### GIVEN EXERCISE
Reproduce, line for line, the stretch of entries from the start of the entries through the line that contains "export-list-icon[interactable]: ⇥ bbox=[245, 236, 263, 254]", including both ends.

### DATA EXCERPTS
— START —

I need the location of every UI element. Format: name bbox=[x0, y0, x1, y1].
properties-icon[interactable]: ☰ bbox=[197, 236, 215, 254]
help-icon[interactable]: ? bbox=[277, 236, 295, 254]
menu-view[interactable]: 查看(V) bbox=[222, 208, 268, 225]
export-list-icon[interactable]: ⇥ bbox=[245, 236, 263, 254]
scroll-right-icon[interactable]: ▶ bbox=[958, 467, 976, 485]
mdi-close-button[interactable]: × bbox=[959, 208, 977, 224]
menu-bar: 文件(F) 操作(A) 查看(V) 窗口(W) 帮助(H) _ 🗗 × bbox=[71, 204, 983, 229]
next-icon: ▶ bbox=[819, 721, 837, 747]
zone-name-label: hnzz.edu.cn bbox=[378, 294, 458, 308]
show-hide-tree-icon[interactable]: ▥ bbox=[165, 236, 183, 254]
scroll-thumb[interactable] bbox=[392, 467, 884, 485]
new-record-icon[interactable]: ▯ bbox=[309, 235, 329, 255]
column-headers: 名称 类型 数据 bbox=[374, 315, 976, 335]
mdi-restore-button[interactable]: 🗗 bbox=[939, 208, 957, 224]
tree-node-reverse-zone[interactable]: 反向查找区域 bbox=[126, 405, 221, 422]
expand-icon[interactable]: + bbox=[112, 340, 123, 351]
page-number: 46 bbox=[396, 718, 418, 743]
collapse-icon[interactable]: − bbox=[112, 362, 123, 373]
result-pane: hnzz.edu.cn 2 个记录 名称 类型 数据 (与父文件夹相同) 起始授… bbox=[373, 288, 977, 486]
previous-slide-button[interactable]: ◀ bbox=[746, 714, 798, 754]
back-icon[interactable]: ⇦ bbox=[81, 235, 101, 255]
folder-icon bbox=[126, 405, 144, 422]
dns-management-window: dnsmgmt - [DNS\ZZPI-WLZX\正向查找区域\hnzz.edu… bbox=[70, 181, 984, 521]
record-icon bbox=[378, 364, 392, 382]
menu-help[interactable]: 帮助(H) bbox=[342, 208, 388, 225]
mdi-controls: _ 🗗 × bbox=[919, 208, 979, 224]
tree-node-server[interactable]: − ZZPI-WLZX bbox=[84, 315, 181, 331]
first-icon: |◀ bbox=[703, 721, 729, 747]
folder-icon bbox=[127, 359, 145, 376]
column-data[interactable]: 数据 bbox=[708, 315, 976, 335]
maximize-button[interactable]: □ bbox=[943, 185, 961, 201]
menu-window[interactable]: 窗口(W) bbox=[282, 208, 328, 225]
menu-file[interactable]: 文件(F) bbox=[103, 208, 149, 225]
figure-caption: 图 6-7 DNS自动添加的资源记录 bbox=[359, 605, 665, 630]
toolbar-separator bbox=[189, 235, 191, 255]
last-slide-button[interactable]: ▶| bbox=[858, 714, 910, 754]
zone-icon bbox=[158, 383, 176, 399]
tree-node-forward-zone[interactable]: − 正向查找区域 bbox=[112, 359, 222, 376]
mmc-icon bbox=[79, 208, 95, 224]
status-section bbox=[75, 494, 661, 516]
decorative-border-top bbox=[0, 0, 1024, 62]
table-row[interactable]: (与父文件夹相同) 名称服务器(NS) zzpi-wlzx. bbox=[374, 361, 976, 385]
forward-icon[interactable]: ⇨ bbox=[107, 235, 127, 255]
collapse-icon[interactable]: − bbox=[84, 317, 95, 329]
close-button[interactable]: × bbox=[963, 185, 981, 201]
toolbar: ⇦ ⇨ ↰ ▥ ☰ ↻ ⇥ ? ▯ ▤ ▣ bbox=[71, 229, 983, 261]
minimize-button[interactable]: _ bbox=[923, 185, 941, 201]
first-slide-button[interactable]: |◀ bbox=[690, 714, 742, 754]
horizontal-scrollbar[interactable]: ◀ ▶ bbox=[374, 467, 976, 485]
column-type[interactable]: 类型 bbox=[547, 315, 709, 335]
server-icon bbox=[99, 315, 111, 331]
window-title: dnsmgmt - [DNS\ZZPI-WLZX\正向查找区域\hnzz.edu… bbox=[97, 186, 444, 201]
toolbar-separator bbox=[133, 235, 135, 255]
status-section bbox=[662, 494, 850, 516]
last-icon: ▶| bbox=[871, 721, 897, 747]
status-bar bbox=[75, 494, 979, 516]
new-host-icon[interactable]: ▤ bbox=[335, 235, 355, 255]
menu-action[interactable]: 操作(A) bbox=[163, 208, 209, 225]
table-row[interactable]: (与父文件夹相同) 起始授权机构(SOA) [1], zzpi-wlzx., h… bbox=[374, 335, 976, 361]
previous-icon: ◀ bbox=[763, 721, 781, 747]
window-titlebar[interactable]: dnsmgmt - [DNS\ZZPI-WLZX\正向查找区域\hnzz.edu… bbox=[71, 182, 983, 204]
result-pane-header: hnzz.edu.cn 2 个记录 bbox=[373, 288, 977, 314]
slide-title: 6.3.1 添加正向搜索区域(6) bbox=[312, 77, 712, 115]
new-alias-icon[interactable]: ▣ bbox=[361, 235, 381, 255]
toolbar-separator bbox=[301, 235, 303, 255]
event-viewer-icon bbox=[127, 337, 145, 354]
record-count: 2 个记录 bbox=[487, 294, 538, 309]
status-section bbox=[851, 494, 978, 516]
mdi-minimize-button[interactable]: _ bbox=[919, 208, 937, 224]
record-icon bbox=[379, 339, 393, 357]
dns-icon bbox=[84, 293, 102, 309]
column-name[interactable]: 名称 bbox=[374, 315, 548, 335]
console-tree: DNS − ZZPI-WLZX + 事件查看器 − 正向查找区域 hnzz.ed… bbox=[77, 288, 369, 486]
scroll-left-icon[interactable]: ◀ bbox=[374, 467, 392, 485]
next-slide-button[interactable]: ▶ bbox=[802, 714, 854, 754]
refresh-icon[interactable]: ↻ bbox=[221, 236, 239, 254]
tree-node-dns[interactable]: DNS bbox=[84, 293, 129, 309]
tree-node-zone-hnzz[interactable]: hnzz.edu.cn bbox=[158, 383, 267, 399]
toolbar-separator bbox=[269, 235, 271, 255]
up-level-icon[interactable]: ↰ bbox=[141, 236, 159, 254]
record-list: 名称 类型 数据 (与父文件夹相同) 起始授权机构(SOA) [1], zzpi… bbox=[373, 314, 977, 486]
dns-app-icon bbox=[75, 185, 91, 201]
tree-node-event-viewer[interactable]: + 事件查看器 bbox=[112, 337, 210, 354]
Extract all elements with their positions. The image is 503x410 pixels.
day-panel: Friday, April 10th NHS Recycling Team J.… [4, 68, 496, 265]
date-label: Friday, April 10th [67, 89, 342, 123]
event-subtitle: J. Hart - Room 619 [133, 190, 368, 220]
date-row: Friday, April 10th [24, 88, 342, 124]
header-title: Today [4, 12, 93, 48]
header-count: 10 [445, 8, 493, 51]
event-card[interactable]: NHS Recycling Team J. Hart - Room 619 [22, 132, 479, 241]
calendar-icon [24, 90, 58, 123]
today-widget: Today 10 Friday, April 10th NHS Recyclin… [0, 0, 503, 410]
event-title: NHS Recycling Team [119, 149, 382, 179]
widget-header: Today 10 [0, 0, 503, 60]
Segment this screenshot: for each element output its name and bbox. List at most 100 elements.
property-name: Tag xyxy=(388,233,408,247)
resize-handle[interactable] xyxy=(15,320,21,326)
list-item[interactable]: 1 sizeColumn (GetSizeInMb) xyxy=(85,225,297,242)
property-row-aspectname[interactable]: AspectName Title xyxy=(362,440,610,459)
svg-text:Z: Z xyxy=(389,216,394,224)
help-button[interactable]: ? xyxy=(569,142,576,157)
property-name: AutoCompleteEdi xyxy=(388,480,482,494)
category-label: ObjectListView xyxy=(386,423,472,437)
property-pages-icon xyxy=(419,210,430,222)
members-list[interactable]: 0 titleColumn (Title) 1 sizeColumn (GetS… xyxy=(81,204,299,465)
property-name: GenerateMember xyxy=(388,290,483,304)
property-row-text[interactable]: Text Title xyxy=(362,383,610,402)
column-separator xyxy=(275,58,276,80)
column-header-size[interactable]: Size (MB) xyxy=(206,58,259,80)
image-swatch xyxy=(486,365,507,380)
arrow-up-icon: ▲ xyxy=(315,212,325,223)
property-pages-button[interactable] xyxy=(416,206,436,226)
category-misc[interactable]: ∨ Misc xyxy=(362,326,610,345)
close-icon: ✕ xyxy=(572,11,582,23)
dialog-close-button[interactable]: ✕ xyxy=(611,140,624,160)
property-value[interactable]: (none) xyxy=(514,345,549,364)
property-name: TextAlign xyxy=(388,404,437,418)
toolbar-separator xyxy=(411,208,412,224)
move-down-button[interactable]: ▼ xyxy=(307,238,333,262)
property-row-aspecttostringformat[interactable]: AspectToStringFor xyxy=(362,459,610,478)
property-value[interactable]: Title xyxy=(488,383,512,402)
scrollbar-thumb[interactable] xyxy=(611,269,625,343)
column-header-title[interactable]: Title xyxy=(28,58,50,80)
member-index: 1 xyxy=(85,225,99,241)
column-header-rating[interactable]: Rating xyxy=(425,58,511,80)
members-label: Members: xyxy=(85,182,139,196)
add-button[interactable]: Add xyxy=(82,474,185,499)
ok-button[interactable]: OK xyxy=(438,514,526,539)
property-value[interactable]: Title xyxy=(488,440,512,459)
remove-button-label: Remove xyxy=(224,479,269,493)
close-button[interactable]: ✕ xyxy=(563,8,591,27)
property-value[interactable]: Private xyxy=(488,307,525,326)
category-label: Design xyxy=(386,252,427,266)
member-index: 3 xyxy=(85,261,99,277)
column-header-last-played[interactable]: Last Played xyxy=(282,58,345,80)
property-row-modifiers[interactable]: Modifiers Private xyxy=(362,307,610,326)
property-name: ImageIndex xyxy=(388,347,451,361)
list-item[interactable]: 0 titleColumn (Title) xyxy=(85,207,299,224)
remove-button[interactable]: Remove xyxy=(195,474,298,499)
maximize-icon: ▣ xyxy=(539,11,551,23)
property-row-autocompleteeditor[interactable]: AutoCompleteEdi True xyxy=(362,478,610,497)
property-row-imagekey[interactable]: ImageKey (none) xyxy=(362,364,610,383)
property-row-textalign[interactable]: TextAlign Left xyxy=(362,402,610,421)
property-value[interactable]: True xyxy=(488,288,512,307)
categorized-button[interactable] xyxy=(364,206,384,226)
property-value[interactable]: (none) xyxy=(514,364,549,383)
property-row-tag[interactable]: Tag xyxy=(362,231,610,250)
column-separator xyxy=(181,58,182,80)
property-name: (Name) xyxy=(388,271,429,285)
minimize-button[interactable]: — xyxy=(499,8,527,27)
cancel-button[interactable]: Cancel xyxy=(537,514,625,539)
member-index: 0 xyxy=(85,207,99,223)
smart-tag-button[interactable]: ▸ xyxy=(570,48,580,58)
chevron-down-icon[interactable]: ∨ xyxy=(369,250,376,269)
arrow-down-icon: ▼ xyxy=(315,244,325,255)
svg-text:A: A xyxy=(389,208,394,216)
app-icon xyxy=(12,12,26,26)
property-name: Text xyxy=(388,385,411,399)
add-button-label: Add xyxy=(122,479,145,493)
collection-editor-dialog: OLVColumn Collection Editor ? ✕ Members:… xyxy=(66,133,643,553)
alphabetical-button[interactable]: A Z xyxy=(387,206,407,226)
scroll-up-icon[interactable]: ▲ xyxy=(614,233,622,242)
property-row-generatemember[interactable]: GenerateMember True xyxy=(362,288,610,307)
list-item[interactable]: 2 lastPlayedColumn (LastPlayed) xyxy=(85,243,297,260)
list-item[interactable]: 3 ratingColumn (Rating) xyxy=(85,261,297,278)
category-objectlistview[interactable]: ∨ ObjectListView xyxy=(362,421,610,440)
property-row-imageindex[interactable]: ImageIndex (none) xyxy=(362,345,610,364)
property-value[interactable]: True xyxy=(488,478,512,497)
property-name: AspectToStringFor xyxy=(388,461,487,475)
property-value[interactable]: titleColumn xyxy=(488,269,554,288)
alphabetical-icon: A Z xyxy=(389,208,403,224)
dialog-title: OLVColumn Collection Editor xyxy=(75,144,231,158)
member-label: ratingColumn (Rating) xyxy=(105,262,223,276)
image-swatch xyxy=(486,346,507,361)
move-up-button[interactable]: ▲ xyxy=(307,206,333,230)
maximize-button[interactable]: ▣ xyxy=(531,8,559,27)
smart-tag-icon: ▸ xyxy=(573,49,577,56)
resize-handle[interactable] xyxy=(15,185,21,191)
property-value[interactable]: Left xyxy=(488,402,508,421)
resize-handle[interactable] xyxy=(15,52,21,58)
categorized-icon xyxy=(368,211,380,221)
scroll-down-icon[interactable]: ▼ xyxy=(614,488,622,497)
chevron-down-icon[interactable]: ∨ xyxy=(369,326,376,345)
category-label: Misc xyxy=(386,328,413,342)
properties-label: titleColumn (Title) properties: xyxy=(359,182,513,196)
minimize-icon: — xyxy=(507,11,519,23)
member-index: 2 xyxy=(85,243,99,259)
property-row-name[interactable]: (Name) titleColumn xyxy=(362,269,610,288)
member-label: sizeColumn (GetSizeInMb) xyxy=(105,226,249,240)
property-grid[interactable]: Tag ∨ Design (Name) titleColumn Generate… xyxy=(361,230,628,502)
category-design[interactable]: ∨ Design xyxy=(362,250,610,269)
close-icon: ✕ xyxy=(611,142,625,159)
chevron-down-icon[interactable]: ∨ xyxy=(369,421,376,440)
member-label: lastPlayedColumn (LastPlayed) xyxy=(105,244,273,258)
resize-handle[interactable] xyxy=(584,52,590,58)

— END —

### THE ANSWER
I need the location of every UI element. Format: name bbox=[x0, y0, x1, y1].
properties-icon[interactable]: ☰ bbox=[197, 236, 215, 254]
help-icon[interactable]: ? bbox=[277, 236, 295, 254]
menu-view[interactable]: 查看(V) bbox=[222, 208, 268, 225]
export-list-icon[interactable]: ⇥ bbox=[245, 236, 263, 254]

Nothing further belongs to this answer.